SHORT PROBLEM:
Repeat each line of the material below exactly as it appears, minus any pictures.
[START DATA IN THIS EXERCISE]
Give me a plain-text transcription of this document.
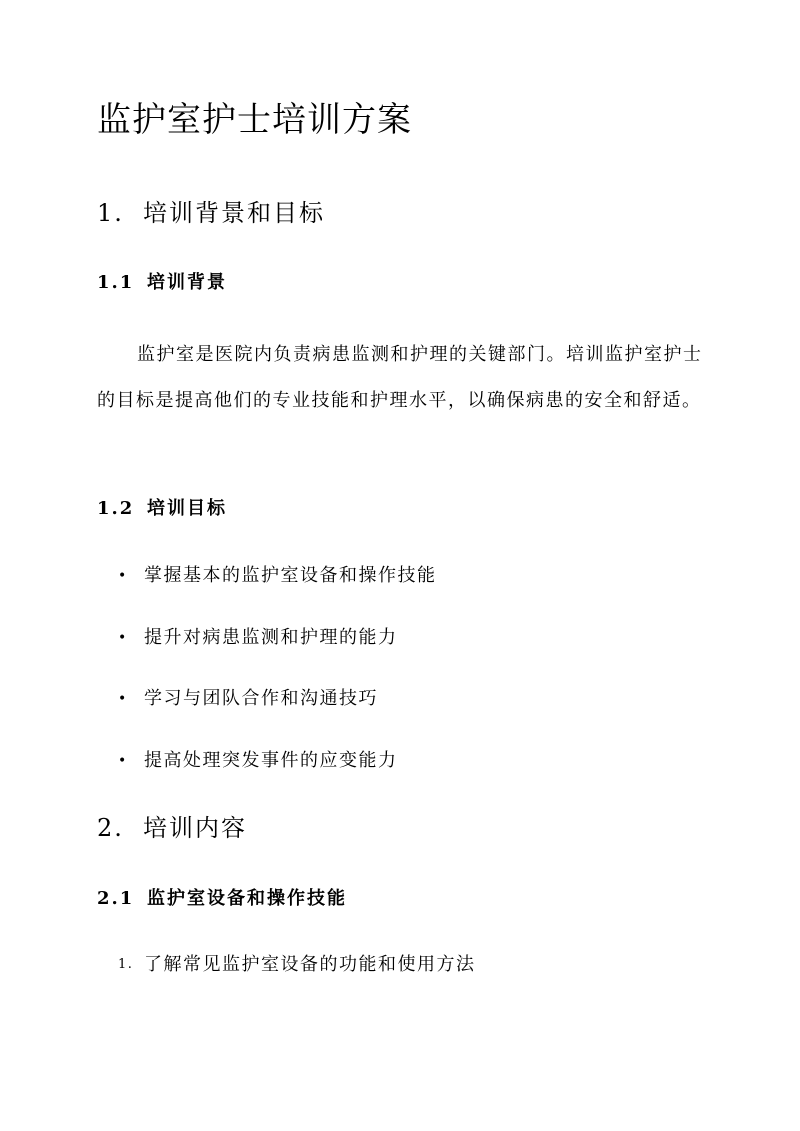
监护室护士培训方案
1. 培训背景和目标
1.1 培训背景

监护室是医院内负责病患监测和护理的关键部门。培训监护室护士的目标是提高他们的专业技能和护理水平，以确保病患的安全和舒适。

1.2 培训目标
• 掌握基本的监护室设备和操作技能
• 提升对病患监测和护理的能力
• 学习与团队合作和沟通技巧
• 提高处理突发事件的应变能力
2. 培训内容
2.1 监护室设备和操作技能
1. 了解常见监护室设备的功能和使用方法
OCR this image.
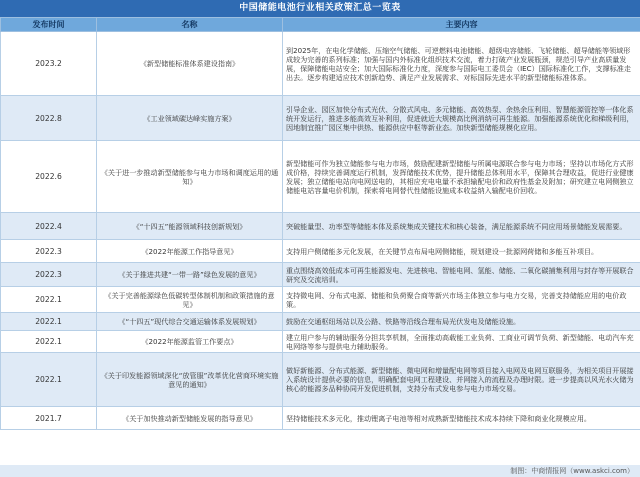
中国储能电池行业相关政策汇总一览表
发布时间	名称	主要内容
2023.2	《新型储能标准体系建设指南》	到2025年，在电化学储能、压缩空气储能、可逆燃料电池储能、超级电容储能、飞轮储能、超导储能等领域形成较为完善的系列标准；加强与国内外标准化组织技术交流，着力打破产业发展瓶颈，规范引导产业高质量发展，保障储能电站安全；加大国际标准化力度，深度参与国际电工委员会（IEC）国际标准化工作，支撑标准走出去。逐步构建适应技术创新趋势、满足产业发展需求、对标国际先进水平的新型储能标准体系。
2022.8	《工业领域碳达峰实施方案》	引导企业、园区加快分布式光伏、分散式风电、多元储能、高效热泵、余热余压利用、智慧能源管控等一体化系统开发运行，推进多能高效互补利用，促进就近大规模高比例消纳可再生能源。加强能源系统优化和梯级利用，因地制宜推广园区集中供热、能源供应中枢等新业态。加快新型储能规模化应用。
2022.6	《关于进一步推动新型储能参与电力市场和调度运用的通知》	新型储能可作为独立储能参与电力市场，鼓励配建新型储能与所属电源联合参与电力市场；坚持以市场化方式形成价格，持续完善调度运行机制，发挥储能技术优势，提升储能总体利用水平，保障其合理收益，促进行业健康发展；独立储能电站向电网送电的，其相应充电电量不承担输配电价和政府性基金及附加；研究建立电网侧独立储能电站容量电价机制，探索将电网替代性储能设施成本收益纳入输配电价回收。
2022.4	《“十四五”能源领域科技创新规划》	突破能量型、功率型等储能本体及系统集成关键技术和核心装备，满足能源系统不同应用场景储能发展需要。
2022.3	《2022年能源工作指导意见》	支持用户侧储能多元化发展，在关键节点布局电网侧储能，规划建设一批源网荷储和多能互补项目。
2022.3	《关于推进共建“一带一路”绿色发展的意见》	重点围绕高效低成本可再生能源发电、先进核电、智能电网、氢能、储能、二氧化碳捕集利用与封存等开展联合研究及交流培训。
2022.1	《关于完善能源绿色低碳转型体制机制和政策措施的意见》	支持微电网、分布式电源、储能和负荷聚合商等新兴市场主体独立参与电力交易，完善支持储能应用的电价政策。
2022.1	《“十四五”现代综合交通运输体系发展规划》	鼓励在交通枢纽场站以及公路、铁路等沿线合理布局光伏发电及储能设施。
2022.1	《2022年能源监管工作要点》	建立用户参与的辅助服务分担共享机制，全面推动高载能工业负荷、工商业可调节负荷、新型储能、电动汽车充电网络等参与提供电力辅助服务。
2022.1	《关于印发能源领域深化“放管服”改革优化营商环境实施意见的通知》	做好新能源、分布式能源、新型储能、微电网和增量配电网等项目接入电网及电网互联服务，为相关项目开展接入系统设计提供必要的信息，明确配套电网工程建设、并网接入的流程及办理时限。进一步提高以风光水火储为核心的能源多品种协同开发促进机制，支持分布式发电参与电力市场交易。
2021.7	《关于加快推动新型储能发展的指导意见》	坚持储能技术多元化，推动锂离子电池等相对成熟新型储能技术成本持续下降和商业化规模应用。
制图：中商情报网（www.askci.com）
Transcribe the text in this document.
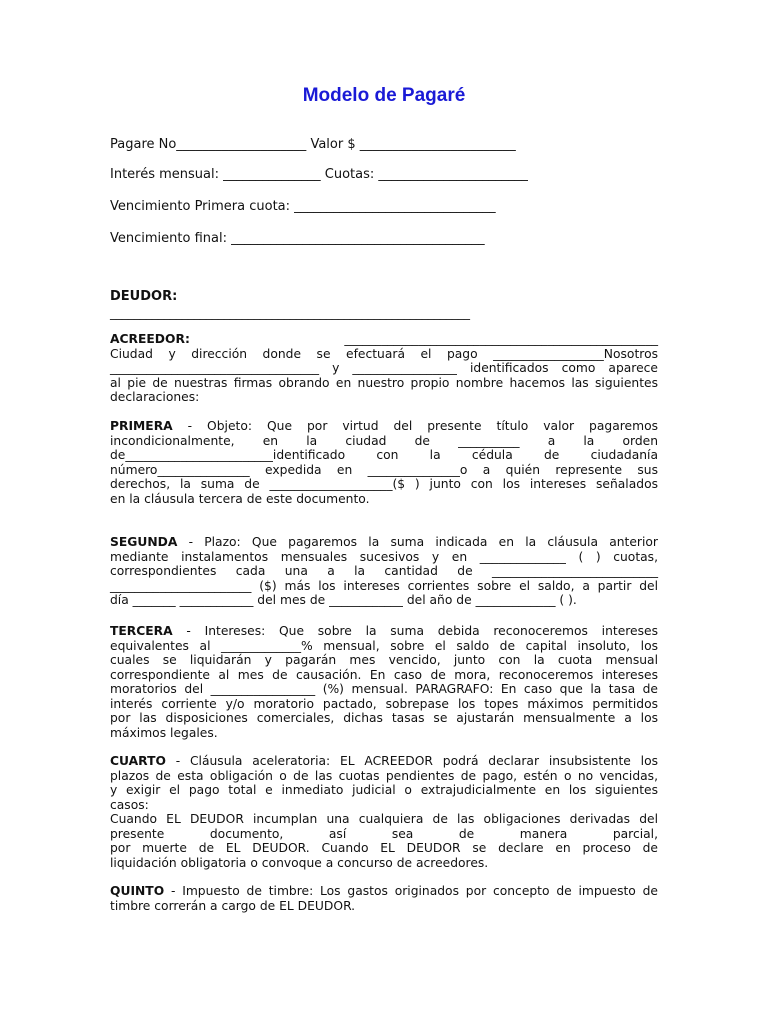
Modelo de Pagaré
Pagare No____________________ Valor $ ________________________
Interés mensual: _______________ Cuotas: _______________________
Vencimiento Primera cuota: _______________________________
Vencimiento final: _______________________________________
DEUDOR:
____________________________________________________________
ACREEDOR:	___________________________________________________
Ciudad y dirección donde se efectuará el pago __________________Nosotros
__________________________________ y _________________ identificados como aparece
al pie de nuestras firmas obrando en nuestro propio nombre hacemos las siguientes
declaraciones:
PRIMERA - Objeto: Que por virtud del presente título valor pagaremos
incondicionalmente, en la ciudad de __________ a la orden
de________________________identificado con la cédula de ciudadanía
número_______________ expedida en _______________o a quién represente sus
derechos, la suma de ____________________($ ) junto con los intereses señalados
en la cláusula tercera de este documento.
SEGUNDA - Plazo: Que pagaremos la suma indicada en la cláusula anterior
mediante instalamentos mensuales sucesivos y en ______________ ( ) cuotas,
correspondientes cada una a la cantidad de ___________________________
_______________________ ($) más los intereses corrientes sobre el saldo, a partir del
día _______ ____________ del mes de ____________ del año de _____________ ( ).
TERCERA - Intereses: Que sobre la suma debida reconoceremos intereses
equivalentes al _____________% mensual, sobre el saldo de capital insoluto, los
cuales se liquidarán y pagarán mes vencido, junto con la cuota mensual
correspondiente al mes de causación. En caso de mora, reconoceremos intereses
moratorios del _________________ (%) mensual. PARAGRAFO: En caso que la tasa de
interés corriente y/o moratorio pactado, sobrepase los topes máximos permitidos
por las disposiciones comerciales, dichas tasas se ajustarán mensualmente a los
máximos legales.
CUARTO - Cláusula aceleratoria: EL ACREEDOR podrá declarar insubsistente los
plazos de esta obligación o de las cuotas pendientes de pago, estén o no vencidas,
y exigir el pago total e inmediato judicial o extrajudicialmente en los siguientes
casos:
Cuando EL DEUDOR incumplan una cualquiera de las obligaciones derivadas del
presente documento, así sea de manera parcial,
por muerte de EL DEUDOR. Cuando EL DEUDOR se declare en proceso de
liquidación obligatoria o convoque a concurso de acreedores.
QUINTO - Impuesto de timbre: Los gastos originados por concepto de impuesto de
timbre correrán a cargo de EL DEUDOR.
[END DATA IN THIS EXERCISE]
TASK SOLUTION:
Give me a plain-text transcription of this document.
监护室护士培训方案
1. 培训背景和目标
1.1 培训背景

监护室是医院内负责病患监测和护理的关键部门。培训监护室护士的目标是提高他们的专业技能和护理水平，以确保病患的安全和舒适。

1.2 培训目标
• 掌握基本的监护室设备和操作技能
• 提升对病患监测和护理的能力
• 学习与团队合作和沟通技巧
• 提高处理突发事件的应变能力
2. 培训内容
2.1 监护室设备和操作技能
1. 了解常见监护室设备的功能和使用方法
OCR this image.
中国储能电池行业相关政策汇总一览表
发布时间	名称	主要内容
2023.2	《新型储能标准体系建设指南》	到2025年，在电化学储能、压缩空气储能、可逆燃料电池储能、超级电容储能、飞轮储能、超导储能等领域形成较为完善的系列标准；加强与国内外标准化组织技术交流，着力打破产业发展瓶颈，规范引导产业高质量发展，保障储能电站安全；加大国际标准化力度，深度参与国际电工委员会（IEC）国际标准化工作，支撑标准走出去。逐步构建适应技术创新趋势、满足产业发展需求、对标国际先进水平的新型储能标准体系。
2022.8	《工业领域碳达峰实施方案》	引导企业、园区加快分布式光伏、分散式风电、多元储能、高效热泵、余热余压利用、智慧能源管控等一体化系统开发运行，推进多能高效互补利用，促进就近大规模高比例消纳可再生能源。加强能源系统优化和梯级利用，因地制宜推广园区集中供热、能源供应中枢等新业态。加快新型储能规模化应用。
2022.6	《关于进一步推动新型储能参与电力市场和调度运用的通知》	新型储能可作为独立储能参与电力市场，鼓励配建新型储能与所属电源联合参与电力市场；坚持以市场化方式形成价格，持续完善调度运行机制，发挥储能技术优势，提升储能总体利用水平，保障其合理收益，促进行业健康发展；独立储能电站向电网送电的，其相应充电电量不承担输配电价和政府性基金及附加；研究建立电网侧独立储能电站容量电价机制，探索将电网替代性储能设施成本收益纳入输配电价回收。
2022.4	《“十四五”能源领域科技创新规划》	突破能量型、功率型等储能本体及系统集成关键技术和核心装备，满足能源系统不同应用场景储能发展需要。
2022.3	《2022年能源工作指导意见》	支持用户侧储能多元化发展，在关键节点布局电网侧储能，规划建设一批源网荷储和多能互补项目。
2022.3	《关于推进共建“一带一路”绿色发展的意见》	重点围绕高效低成本可再生能源发电、先进核电、智能电网、氢能、储能、二氧化碳捕集利用与封存等开展联合研究及交流培训。
2022.1	《关于完善能源绿色低碳转型体制机制和政策措施的意见》	支持微电网、分布式电源、储能和负荷聚合商等新兴市场主体独立参与电力交易，完善支持储能应用的电价政策。
2022.1	《“十四五”现代综合交通运输体系发展规划》	鼓励在交通枢纽场站以及公路、铁路等沿线合理布局光伏发电及储能设施。
2022.1	《2022年能源监管工作要点》	建立用户参与的辅助服务分担共享机制，全面推动高载能工业负荷、工商业可调节负荷、新型储能、电动汽车充电网络等参与提供电力辅助服务。
2022.1	《关于印发能源领域深化“放管服”改革优化营商环境实施意见的通知》	做好新能源、分布式能源、新型储能、微电网和增量配电网等项目接入电网及电网互联服务，为相关项目开展接入系统设计提供必要的信息，明确配套电网工程建设、并网接入的流程及办理时限。进一步提高以风光水火储为核心的能源多品种协同开发促进机制，支持分布式发电参与电力市场交易。
2021.7	《关于加快推动新型储能发展的指导意见》	坚持储能技术多元化，推动锂离子电池等相对成熟新型储能技术成本持续下降和商业化规模应用。
制图：中商情报网（www.askci.com）
Transcribe the text in this document.
Modelo de Pagaré
Pagare No____________________ Valor $ ________________________
Interés mensual: _______________ Cuotas: _______________________
Vencimiento Primera cuota: _______________________________
Vencimiento final: _______________________________________
DEUDOR:
____________________________________________________________
ACREEDOR:	___________________________________________________
Ciudad y dirección donde se efectuará el pago __________________Nosotros
__________________________________ y _________________ identificados como aparece
al pie de nuestras firmas obrando en nuestro propio nombre hacemos las siguientes
declaraciones:
PRIMERA - Objeto: Que por virtud del presente título valor pagaremos
incondicionalmente, en la ciudad de __________ a la orden
de________________________identificado con la cédula de ciudadanía
número_______________ expedida en _______________o a quién represente sus
derechos, la suma de ____________________($ ) junto con los intereses señalados
en la cláusula tercera de este documento.
SEGUNDA - Plazo: Que pagaremos la suma indicada en la cláusula anterior
mediante instalamentos mensuales sucesivos y en ______________ ( ) cuotas,
correspondientes cada una a la cantidad de ___________________________
_______________________ ($) más los intereses corrientes sobre el saldo, a partir del
día _______ ____________ del mes de ____________ del año de _____________ ( ).
TERCERA - Intereses: Que sobre la suma debida reconoceremos intereses
equivalentes al _____________% mensual, sobre el saldo de capital insoluto, los
cuales se liquidarán y pagarán mes vencido, junto con la cuota mensual
correspondiente al mes de causación. En caso de mora, reconoceremos intereses
moratorios del _________________ (%) mensual. PARAGRAFO: En caso que la tasa de
interés corriente y/o moratorio pactado, sobrepase los topes máximos permitidos
por las disposiciones comerciales, dichas tasas se ajustarán mensualmente a los
máximos legales.
CUARTO - Cláusula aceleratoria: EL ACREEDOR podrá declarar insubsistente los
plazos de esta obligación o de las cuotas pendientes de pago, estén o no vencidas,
y exigir el pago total e inmediato judicial o extrajudicialmente en los siguientes
casos:
Cuando EL DEUDOR incumplan una cualquiera de las obligaciones derivadas del
presente documento, así sea de manera parcial,
por muerte de EL DEUDOR. Cuando EL DEUDOR se declare en proceso de
liquidación obligatoria o convoque a concurso de acreedores.
QUINTO - Impuesto de timbre: Los gastos originados por concepto de impuesto de
timbre correrán a cargo de EL DEUDOR.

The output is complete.